** TASK GOAL **
Restate the records below word for word.

———

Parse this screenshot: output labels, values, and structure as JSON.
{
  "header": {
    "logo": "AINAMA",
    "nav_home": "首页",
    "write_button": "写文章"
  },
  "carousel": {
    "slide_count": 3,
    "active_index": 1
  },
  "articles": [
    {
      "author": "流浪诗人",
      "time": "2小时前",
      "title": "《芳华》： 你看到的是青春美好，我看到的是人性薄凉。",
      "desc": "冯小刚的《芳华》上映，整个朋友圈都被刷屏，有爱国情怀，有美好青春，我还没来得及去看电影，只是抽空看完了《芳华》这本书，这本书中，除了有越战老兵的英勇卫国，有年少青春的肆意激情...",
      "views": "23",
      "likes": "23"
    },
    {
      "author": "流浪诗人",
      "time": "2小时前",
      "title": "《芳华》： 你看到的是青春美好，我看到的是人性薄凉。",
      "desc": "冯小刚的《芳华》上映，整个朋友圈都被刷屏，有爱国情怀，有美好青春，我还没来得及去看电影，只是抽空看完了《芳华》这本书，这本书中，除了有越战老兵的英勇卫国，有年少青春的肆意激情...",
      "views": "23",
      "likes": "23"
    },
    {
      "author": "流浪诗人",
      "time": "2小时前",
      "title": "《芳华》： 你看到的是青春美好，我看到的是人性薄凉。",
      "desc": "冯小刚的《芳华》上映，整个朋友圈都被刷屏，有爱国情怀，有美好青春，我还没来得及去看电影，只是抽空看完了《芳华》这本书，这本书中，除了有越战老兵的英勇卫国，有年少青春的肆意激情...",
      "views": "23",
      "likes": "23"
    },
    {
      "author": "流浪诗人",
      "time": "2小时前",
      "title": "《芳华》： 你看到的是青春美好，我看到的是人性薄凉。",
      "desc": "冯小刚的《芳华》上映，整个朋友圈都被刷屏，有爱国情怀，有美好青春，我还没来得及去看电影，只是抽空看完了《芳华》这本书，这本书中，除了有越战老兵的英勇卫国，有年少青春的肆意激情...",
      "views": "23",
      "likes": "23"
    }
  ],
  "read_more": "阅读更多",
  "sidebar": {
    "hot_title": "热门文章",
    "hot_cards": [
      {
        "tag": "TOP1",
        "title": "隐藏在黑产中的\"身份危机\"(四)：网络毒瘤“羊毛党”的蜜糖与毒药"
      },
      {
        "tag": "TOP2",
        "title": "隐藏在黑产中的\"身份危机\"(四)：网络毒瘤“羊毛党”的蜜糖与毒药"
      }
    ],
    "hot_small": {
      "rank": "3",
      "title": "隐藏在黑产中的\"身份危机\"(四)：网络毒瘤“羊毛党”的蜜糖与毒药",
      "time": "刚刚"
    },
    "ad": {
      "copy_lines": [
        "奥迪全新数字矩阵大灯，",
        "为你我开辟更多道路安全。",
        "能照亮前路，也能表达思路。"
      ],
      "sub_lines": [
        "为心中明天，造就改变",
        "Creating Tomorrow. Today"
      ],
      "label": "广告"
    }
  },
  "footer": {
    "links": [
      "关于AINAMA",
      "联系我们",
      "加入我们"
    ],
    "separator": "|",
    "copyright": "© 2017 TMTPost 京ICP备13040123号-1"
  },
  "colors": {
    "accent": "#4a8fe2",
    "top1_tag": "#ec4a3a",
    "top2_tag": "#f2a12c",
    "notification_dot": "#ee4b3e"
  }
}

———

** THE COMPLETED TASK **
Parse this screenshot: output labels, values, and structure as JSON.
{
  "header": {
    "logo": "AINAMA",
    "nav_home": "首页",
    "write_button": "写文章"
  },
  "carousel": {
    "slide_count": 3,
    "active_index": 1
  },
  "articles": [
    {
      "author": "流浪诗人",
      "time": "2小时前",
      "title": "《芳华》： 你看到的是青春美好，我看到的是人性薄凉。",
      "desc": "冯小刚的《芳华》上映，整个朋友圈都被刷屏，有爱国情怀，有美好青春，我还没来得及去看电影，只是抽空看完了《芳华》这本书，这本书中，除了有越战老兵的英勇卫国，有年少青春的肆意激情...",
      "views": "23",
      "likes": "23"
    },
    {
      "author": "流浪诗人",
      "time": "2小时前",
      "title": "《芳华》： 你看到的是青春美好，我看到的是人性薄凉。",
      "desc": "冯小刚的《芳华》上映，整个朋友圈都被刷屏，有爱国情怀，有美好青春，我还没来得及去看电影，只是抽空看完了《芳华》这本书，这本书中，除了有越战老兵的英勇卫国，有年少青春的肆意激情...",
      "views": "23",
      "likes": "23"
    },
    {
      "author": "流浪诗人",
      "time": "2小时前",
      "title": "《芳华》： 你看到的是青春美好，我看到的是人性薄凉。",
      "desc": "冯小刚的《芳华》上映，整个朋友圈都被刷屏，有爱国情怀，有美好青春，我还没来得及去看电影，只是抽空看完了《芳华》这本书，这本书中，除了有越战老兵的英勇卫国，有年少青春的肆意激情...",
      "views": "23",
      "likes": "23"
    },
    {
      "author": "流浪诗人",
      "time": "2小时前",
      "title": "《芳华》： 你看到的是青春美好，我看到的是人性薄凉。",
      "desc": "冯小刚的《芳华》上映，整个朋友圈都被刷屏，有爱国情怀，有美好青春，我还没来得及去看电影，只是抽空看完了《芳华》这本书，这本书中，除了有越战老兵的英勇卫国，有年少青春的肆意激情...",
      "views": "23",
      "likes": "23"
    }
  ],
  "read_more": "阅读更多",
  "sidebar": {
    "hot_title": "热门文章",
    "hot_cards": [
      {
        "tag": "TOP1",
        "title": "隐藏在黑产中的\"身份危机\"(四)：网络毒瘤“羊毛党”的蜜糖与毒药"
      },
      {
        "tag": "TOP2",
        "title": "隐藏在黑产中的\"身份危机\"(四)：网络毒瘤“羊毛党”的蜜糖与毒药"
      }
    ],
    "hot_small": {
      "rank": "3",
      "title": "隐藏在黑产中的\"身份危机\"(四)：网络毒瘤“羊毛党”的蜜糖与毒药",
      "time": "刚刚"
    },
    "ad": {
      "copy_lines": [
        "奥迪全新数字矩阵大灯，",
        "为你我开辟更多道路安全。",
        "能照亮前路，也能表达思路。"
      ],
      "sub_lines": [
        "为心中明天，造就改变",
        "Creating Tomorrow. Today"
      ],
      "label": "广告"
    }
  },
  "footer": {
    "links": [
      "关于AINAMA",
      "联系我们",
      "加入我们"
    ],
    "separator": "|",
    "copyright": "© 2017 TMTPost 京ICP备13040123号-1"
  },
  "colors": {
    "accent": "#4a8fe2",
    "top1_tag": "#ec4a3a",
    "top2_tag": "#f2a12c",
    "notification_dot": "#ee4b3e"
  }
}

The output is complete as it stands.